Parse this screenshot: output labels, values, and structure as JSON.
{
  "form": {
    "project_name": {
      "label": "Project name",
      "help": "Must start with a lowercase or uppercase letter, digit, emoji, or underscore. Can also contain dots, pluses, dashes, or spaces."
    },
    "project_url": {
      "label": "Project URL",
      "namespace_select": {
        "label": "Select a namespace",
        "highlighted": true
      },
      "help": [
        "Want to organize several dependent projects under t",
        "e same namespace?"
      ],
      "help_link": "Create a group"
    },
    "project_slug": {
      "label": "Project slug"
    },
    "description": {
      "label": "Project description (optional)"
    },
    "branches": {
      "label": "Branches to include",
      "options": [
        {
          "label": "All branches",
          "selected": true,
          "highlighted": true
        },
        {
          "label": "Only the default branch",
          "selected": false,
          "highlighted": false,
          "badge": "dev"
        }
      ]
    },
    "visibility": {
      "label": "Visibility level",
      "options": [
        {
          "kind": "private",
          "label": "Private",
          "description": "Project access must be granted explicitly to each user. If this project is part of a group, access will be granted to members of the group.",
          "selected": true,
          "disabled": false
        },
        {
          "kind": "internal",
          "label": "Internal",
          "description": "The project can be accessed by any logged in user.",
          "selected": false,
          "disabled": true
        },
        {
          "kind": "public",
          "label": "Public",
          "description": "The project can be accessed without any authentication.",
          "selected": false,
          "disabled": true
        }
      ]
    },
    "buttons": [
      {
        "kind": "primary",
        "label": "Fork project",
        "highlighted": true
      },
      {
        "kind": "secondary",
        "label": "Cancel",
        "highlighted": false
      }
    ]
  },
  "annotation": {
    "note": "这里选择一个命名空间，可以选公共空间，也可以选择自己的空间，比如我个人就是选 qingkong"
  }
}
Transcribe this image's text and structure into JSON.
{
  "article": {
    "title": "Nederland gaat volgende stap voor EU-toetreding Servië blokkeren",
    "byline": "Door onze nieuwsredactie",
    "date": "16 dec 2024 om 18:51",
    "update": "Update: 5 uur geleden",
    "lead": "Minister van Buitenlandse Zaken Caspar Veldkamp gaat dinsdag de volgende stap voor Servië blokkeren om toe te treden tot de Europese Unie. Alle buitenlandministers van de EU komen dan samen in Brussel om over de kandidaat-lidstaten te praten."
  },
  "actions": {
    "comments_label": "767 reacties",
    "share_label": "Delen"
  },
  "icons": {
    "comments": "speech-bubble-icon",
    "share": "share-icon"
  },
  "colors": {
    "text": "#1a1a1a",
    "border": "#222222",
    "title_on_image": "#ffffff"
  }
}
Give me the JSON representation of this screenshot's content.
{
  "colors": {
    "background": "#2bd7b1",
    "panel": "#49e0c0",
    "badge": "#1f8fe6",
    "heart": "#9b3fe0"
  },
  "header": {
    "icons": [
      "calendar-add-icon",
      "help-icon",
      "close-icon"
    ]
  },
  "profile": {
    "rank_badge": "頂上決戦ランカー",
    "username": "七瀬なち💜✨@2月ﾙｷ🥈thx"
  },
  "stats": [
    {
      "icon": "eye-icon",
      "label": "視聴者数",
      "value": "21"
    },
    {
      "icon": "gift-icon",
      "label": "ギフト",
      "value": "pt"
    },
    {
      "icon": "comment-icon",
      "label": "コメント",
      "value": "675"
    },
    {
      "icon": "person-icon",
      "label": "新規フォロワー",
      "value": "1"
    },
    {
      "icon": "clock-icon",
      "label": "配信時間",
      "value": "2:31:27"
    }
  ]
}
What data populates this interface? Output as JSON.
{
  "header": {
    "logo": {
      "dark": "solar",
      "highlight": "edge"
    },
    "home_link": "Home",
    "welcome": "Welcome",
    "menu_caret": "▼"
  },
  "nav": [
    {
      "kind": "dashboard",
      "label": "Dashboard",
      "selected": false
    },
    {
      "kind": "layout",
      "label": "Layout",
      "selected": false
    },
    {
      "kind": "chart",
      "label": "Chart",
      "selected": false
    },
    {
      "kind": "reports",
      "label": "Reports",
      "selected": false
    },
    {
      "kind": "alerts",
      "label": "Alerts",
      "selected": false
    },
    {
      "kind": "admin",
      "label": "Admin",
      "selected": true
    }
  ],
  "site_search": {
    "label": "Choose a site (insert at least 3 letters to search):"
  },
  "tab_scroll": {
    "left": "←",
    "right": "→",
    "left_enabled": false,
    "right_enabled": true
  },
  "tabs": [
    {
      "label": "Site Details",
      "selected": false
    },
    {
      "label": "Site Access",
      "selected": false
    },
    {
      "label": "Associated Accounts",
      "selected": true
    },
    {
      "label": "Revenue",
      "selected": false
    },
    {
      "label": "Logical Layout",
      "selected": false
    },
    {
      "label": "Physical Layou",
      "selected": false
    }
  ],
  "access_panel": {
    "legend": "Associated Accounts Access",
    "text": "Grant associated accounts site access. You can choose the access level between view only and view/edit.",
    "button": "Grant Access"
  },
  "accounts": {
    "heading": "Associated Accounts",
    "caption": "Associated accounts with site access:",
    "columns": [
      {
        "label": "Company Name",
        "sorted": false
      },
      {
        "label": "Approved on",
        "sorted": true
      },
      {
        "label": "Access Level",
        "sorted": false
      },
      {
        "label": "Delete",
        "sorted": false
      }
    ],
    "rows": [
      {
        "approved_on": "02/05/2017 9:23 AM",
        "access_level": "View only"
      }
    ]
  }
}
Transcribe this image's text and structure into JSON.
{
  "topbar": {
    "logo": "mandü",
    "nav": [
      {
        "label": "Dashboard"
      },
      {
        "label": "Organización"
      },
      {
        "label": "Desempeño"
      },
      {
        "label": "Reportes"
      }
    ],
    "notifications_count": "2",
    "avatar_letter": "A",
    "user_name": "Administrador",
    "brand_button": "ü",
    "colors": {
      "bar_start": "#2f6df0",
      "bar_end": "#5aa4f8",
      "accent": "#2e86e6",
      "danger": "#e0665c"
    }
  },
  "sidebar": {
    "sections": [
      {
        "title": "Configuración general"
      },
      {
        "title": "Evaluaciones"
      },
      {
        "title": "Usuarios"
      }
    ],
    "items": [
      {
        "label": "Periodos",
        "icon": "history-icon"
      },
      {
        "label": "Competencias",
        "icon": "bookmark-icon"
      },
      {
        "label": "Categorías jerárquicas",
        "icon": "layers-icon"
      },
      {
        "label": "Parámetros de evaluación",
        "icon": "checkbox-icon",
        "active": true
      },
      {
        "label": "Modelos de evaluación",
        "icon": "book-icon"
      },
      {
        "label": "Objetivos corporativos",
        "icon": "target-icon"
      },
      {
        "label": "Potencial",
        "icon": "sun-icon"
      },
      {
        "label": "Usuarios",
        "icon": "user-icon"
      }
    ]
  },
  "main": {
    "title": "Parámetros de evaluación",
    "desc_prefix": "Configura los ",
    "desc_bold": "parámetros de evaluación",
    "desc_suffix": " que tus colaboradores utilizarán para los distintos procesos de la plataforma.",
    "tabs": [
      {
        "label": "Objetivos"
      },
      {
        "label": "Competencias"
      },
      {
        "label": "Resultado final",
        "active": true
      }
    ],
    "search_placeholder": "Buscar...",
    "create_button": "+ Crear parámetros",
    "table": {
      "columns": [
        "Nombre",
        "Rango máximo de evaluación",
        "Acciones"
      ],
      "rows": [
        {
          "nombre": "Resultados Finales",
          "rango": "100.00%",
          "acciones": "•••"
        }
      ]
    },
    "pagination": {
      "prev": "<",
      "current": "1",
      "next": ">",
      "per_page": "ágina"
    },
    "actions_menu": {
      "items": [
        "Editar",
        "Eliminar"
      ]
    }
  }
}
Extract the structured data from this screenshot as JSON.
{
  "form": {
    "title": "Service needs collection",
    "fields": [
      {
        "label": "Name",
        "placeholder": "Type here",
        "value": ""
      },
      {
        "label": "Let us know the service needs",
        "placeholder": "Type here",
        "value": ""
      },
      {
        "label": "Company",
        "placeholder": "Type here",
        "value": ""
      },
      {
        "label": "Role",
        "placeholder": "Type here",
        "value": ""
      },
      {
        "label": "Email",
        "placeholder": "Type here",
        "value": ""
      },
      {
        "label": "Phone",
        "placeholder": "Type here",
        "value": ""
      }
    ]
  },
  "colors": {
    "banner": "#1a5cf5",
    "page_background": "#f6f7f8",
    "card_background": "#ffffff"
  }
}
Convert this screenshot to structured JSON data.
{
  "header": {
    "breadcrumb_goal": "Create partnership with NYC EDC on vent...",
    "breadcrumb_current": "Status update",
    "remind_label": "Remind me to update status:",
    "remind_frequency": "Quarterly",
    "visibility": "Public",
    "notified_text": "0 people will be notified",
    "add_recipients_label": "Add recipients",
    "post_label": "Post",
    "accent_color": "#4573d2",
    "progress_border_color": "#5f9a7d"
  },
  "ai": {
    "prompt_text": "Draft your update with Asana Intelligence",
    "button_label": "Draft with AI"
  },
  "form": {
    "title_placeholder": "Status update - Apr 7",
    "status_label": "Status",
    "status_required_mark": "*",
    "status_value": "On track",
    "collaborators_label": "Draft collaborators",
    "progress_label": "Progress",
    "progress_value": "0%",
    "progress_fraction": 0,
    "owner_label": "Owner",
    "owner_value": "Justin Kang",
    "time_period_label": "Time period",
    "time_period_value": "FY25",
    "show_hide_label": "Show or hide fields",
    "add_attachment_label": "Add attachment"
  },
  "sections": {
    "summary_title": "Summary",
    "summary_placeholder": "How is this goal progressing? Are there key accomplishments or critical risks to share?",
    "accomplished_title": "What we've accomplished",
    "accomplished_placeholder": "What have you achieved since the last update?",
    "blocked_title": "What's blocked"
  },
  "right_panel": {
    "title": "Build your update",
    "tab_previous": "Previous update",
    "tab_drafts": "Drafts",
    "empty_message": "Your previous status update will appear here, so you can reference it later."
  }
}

_ _ _

Objective:
Each line above that includes "volgende" should be shown.

Response below:
    "title": "Nederland gaat volgende stap voor EU-toetreding Servië blokkeren",
    "lead": "Minister van Buitenlandse Zaken Caspar Veldkamp gaat dinsdag de volgende stap voor Servië blokkeren om toe te treden tot de Europese Unie. Alle buitenlandministers van de EU komen dan samen in Brussel om over de kandidaat-lidstaten te praten."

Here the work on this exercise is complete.